Exercise details: Search the listing for the string "behalf" and copy every line that contains it.

┌────────

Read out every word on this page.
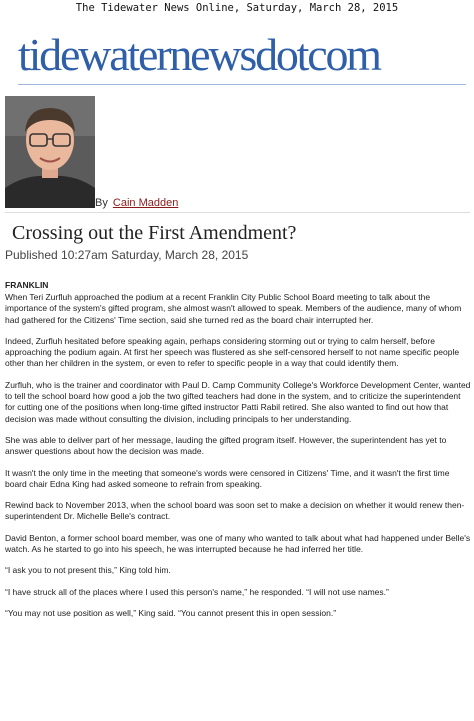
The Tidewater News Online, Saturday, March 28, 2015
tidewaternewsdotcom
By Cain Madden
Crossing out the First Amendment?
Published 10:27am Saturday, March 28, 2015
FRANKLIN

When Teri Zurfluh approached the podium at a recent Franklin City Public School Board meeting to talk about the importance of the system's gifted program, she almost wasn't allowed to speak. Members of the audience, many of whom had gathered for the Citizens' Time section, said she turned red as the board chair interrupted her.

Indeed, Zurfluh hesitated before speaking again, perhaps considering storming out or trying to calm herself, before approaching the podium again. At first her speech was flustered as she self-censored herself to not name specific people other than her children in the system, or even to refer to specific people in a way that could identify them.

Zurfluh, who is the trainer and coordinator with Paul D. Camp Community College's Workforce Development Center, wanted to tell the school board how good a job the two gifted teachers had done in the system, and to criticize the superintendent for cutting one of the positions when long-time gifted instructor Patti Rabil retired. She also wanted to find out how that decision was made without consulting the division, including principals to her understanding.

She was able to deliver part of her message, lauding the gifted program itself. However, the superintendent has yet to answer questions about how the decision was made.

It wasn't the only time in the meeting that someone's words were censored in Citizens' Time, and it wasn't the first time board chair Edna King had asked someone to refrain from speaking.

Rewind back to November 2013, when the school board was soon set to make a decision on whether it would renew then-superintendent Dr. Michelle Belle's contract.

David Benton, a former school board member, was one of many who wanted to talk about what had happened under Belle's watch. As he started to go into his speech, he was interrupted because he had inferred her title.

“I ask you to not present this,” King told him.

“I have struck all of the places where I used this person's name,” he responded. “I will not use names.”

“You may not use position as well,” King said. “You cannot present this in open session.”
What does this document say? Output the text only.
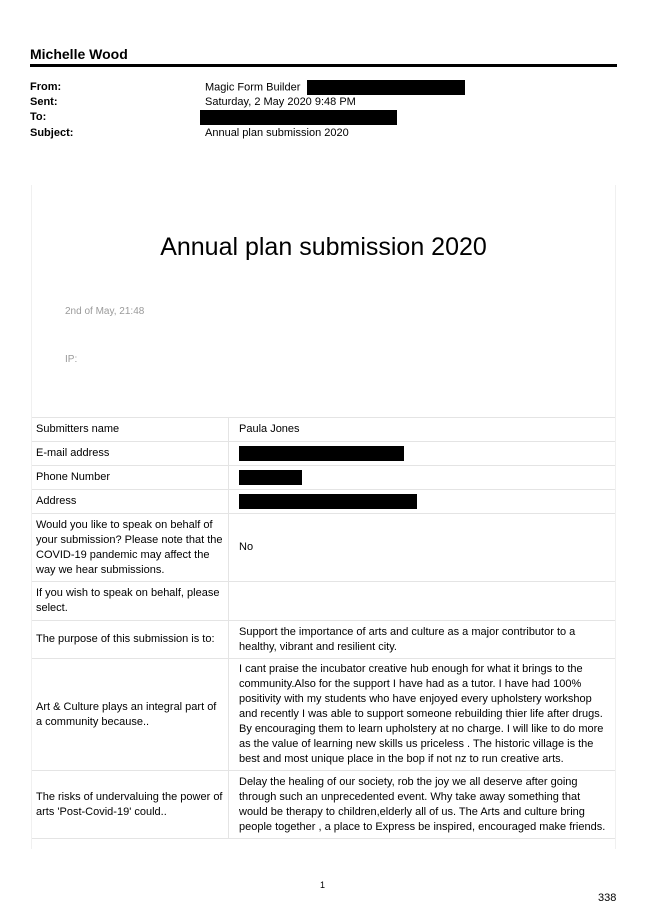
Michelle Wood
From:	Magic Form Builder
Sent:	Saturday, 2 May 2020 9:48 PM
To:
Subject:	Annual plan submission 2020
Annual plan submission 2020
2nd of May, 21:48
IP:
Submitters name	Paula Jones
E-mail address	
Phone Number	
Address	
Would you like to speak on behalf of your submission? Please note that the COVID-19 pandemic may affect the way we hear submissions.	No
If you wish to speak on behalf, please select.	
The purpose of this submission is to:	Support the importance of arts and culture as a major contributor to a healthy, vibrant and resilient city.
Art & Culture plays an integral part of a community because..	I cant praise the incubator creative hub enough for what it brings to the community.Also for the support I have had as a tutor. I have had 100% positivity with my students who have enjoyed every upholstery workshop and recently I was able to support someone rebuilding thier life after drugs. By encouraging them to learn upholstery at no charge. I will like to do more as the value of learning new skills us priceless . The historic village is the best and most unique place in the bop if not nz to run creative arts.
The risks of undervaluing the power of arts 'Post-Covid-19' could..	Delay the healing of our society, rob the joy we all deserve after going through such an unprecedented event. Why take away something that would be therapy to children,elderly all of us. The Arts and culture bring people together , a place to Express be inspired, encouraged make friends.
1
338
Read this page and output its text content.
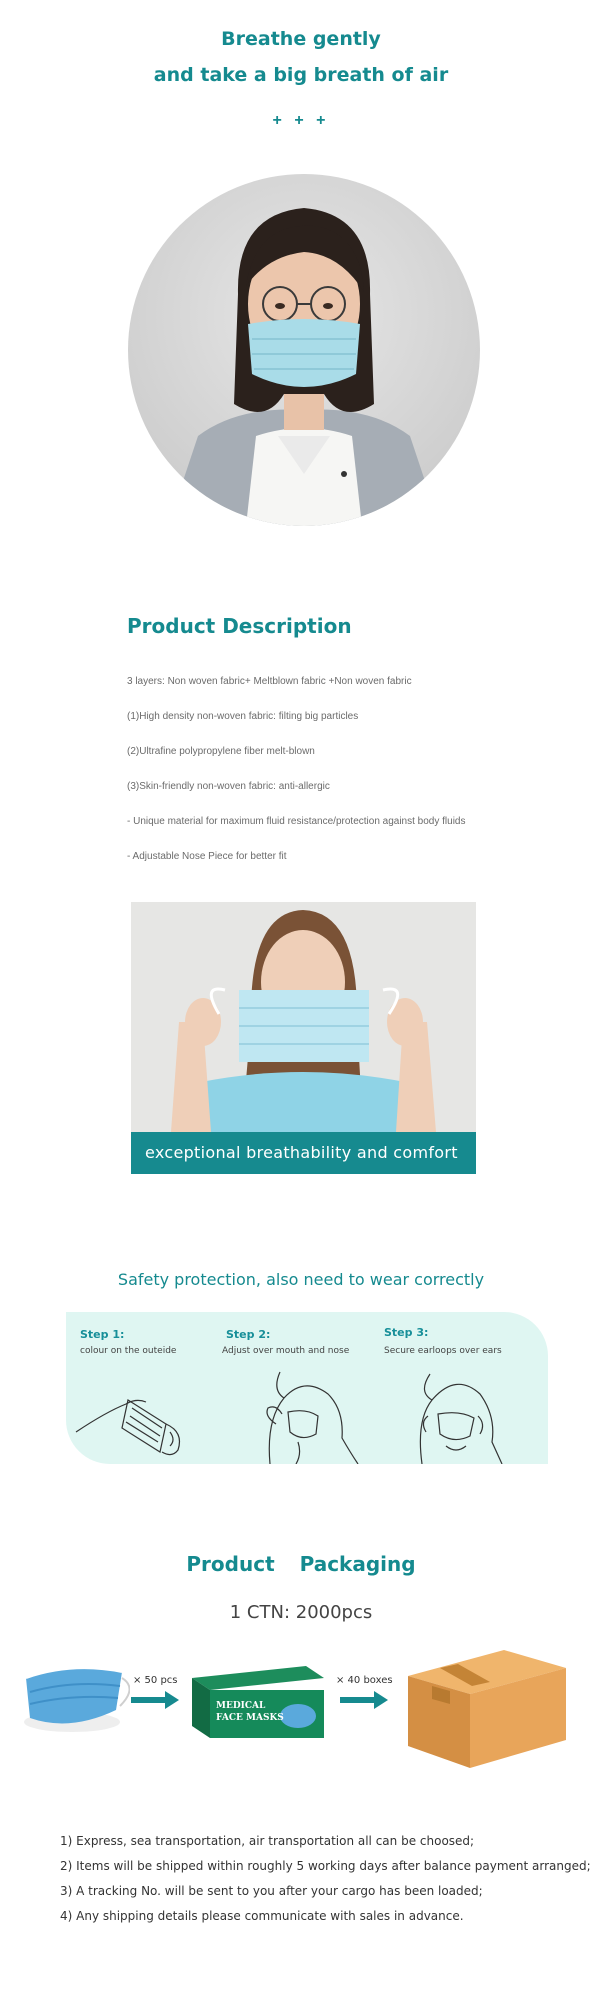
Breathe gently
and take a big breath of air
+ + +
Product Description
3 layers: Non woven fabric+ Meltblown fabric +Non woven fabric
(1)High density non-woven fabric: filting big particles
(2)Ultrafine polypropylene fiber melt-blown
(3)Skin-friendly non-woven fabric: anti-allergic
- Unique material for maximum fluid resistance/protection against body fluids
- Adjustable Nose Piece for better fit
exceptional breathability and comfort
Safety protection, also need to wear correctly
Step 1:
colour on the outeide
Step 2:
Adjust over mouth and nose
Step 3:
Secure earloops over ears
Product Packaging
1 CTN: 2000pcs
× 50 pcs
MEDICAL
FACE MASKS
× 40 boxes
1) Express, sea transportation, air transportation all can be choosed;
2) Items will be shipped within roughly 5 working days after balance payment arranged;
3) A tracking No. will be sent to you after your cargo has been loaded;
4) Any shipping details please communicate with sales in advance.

└────────

Solution:
Would you like to speak on behalf of your submission? Please note that the COVID-19 pandemic may affect the way we hear submissions.	No
If you wish to speak on behalf, please select.	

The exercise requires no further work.